> TEXT SEGMENT:
■ ■ ■ ■ ■
Cruyff was frustrated with the overly physical game that was dominant during his own playing days. He instructed his players to concentrate on keeping the ball by using intricate combination plays which made the ball do all the work.
He began his coaching career at Ajax, but it was at Barcelona that his revolutionary vision of a free flowing attacking style of football was realised. It was there that he assembled what was fondly remembered by Catalonians as the 'Dream Team'. They succeeded in winning a host of domestic trophies as well as the first European Cup in the club's history.
His team, featuring the likes of Pep Guardiola, Ronald Koeman and Hristo Stoichkov, played an attractive brand of possession football in a flexible 4-2-3-1/4-3-3 system.
His legacy continues through Ajax and Barcelona who have developed their youth academies around his coaching methods.
Cruyff's football philosophy has influenced many notable managers such as Pep Guardiola, Arsène Wenger, Michael Laudrup and Frank Rijkaard making him one of the most influential figures in football history.
#3 Helenio Herrera
Depending on your point of view, Helenio Herrera changed the game for better or for worse. This is because Herrera is widely recognized as the inventor of the ultra-negative ‘catenaccio’ system, which favored quick counter-attacks from a tight defence. (Remind you of a certain Jose Mourinho?)
But he wasn’t all about parking the proverbial bus. He established a new style of play that greatly affected the future of European football.
Before him, the manager was a more marginal figure, but Herrera’s insistence on the power of tactics combined with fitness, psychology and self-discipline changed our perception about the role of the football manager forever.
He played with a sweeper behind his defensive line whose role was to stop any forward that escaped from the grasp of the center-backs and restart the counter-attack.
He improvised this further by moving a midfielder into the sweeper's position, creating a back five and thus liberating the left-back to attack at will.
This system won him 2 European Cups and a host of domestic trophies.
Herrera was a man before his time, and should be regarded as the greatest thinker the game has ever known.
#2 Victor Maslov
Having studied the Brazilian 4-2-4 formation at the 1958 World Cup, Viktor Maslov saw a visible flaw. He felt that there were gaping holes left down the wings between the full-backs and the wing-forwards. He then developed the famous 4-4-2 formation by deciding to drop both of his wingers back to create a midfield quartet.
■ ■ ■ ■ ■
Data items
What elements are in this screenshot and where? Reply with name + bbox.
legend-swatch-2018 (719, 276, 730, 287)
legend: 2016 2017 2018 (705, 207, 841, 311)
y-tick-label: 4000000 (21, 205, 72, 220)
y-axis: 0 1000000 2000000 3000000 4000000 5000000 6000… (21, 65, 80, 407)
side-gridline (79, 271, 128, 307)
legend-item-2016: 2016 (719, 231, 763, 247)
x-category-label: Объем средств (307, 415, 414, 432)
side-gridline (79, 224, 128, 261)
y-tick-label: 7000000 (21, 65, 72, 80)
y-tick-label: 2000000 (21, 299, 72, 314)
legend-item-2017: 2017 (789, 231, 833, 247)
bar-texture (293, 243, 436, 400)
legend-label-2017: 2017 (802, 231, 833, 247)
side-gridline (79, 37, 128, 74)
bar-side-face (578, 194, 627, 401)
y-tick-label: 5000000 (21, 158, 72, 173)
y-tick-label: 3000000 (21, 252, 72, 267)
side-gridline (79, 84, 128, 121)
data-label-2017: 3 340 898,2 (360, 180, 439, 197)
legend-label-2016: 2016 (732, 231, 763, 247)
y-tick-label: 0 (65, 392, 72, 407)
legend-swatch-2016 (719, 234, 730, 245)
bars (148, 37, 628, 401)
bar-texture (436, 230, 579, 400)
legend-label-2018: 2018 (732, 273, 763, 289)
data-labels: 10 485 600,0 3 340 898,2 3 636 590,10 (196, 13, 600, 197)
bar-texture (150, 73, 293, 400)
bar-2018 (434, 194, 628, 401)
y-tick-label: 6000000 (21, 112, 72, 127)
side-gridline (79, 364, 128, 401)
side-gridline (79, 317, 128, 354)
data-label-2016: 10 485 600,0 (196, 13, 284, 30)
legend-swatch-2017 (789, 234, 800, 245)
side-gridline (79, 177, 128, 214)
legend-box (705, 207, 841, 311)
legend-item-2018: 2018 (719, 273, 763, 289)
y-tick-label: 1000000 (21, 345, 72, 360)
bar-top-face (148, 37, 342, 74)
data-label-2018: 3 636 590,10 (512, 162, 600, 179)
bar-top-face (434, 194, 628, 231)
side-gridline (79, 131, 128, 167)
■ ■ ■ ■ ■
> ACTIVITIES:
- A) In the passage on football coaches, what formation did Viktor Maslov develop?
- B) Echo the passage on football coaches, starting at "#3 Helenio Herrera" and ending at "restart the counter-attack.".
- C) Proceed with the passage on football coaches from the point where it stops.

> RESULTS OF THE TASKS:
- A) The 4-4-2 formation, made by dropping both of his wingers back to create a midfield quartet.

- B)
#3 Helenio Herrera
Depending on your point of view, Helenio Herrera changed the game for better or for worse. This is because Herrera is widely recognized as the inventor of the ultra-negative ‘catenaccio’ system, which favored quick counter-attacks from a tight defence. (Remind you of a certain Jose Mourinho?)
But he wasn’t all about parking the proverbial bus. He established a new style of play that greatly affected the future of European football.
Before him, the manager was a more marginal figure, but Herrera’s insistence on the power of tactics combined with fitness, psychology and self-discipline changed our perception about the role of the football manager forever.
He played with a sweeper behind his defensive line whose role was to stop any forward that escaped from the grasp of the center-backs and restart the counter-attack.

- C)
The Russian found the right balance between defense and attack by narrowing down the open spaces on the wings.
Maslov's 4-4-2 was proactive. His holding midfield player, who played like a sweeper, was the initiator of attacks.
He also introduced the tactic of zonal marking by pressing and squeezing the opposition high up the pitch, something we see used by teams even today.
Off the field, Maslov put particular importance on his players’ nutrition and dietary routines and ensured that his team remained fit throughout the season.
Maslov had a profound impact on football which is why it is sad that his name has been lost amongst greats such as Herrera, Michels and Cruyff.
#1 Rinus Michels
Rinus Michels was the pioneer of 'Total Football' and is regarded as the father of modern football.
Total football is an attack-oriented strategy where players have no definite position and are capable of playing in any given outfield position with equal proficiency at any given time.
The Dutchman added discipline to this template by introducing a hard working pressing game. At Ajax, he used a 4-3-3 formation that centered around Johan Cruyff, and won the European Cup as well as several domestic trophies.
It was Michels who first established the principle of schooling young players in a way similar to the first team so that each successive generation would play in the same way. So it is not too much of a stretch to suggest that many of the youth development principles currently used across Europe were seeded by him.
He took over the Dutch national reins in 1988 and won the European Championship, their only major trophy till date.
Such was his greatness that FIFA declared him the Manager of the century.